JOB
For the records below, give the count of lines holding the word "中医临床" and nothing more.

Dataset excerpt

-- start --

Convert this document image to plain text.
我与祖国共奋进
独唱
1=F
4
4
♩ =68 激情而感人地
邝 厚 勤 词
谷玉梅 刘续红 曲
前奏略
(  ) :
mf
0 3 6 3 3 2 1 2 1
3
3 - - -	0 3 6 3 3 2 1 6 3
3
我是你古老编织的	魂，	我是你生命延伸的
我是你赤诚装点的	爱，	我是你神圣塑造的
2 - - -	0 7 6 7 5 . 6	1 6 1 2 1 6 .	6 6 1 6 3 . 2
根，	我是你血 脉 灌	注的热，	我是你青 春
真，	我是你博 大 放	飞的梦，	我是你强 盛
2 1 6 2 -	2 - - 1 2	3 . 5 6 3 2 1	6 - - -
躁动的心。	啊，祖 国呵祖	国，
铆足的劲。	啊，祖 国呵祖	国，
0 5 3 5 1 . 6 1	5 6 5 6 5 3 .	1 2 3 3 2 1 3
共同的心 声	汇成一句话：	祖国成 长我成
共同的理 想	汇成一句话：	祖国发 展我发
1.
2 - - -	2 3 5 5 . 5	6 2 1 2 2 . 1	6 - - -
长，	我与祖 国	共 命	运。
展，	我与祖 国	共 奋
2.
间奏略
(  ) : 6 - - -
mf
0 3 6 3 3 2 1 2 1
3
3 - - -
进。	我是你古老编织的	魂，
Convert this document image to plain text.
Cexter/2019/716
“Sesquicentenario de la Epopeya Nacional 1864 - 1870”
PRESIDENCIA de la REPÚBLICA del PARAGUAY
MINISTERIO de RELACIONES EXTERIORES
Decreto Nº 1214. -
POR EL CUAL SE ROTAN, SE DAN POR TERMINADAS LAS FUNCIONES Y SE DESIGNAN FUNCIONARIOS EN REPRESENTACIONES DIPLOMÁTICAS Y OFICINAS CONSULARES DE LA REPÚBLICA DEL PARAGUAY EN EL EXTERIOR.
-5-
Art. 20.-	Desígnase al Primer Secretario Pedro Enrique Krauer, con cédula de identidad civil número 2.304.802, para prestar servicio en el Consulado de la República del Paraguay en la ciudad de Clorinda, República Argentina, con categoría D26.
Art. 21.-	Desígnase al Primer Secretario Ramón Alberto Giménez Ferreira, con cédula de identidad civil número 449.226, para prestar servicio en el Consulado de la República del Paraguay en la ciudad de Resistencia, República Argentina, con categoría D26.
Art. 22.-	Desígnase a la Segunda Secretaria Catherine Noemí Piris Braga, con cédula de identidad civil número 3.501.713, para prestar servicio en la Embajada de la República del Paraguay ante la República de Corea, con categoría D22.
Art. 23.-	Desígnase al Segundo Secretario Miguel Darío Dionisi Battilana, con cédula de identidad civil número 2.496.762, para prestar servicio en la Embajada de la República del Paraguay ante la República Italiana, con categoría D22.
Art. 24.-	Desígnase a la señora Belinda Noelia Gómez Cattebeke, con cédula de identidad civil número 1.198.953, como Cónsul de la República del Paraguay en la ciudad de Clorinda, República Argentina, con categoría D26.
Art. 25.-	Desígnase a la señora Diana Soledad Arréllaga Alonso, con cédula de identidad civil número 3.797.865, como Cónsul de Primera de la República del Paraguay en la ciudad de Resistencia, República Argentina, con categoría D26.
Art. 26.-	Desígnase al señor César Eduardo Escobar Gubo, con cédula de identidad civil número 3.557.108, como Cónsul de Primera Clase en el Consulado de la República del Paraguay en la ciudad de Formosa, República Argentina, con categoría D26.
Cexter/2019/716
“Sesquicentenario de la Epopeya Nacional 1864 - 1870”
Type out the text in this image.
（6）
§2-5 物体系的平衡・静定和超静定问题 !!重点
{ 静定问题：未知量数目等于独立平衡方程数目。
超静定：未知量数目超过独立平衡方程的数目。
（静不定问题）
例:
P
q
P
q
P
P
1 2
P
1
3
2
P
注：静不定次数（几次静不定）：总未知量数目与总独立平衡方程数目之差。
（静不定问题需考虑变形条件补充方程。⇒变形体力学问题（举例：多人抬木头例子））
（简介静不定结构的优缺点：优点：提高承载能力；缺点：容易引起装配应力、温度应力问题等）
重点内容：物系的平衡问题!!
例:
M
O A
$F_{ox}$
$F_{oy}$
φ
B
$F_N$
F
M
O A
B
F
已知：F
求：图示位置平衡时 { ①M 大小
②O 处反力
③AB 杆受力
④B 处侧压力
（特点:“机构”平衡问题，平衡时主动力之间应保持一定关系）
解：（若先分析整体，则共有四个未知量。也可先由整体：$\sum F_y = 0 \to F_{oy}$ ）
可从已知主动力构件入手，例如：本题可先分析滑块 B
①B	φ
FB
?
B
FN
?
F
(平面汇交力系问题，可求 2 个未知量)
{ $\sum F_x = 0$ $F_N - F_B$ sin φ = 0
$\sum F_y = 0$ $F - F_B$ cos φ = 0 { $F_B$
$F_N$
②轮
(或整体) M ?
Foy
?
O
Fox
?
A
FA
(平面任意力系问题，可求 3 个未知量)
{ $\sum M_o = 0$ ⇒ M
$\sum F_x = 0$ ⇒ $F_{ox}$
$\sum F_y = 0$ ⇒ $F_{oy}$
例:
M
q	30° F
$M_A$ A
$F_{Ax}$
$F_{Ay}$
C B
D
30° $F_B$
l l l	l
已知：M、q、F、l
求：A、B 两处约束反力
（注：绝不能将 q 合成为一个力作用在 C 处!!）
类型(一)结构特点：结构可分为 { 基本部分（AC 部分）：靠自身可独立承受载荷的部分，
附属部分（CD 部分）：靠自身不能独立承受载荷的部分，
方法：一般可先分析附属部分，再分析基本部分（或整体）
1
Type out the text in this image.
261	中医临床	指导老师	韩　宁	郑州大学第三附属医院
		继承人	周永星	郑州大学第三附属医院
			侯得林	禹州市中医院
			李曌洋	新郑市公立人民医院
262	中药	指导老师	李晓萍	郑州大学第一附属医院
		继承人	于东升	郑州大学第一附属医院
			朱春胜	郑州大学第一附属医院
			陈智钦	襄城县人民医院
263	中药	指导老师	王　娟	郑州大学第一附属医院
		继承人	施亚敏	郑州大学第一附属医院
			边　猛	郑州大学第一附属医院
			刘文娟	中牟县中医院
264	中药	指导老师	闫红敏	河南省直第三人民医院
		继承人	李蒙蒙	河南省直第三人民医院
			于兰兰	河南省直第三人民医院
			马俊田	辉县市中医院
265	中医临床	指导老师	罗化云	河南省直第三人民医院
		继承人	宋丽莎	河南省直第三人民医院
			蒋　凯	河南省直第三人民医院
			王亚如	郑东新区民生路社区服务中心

-- end --

THE REPLY
2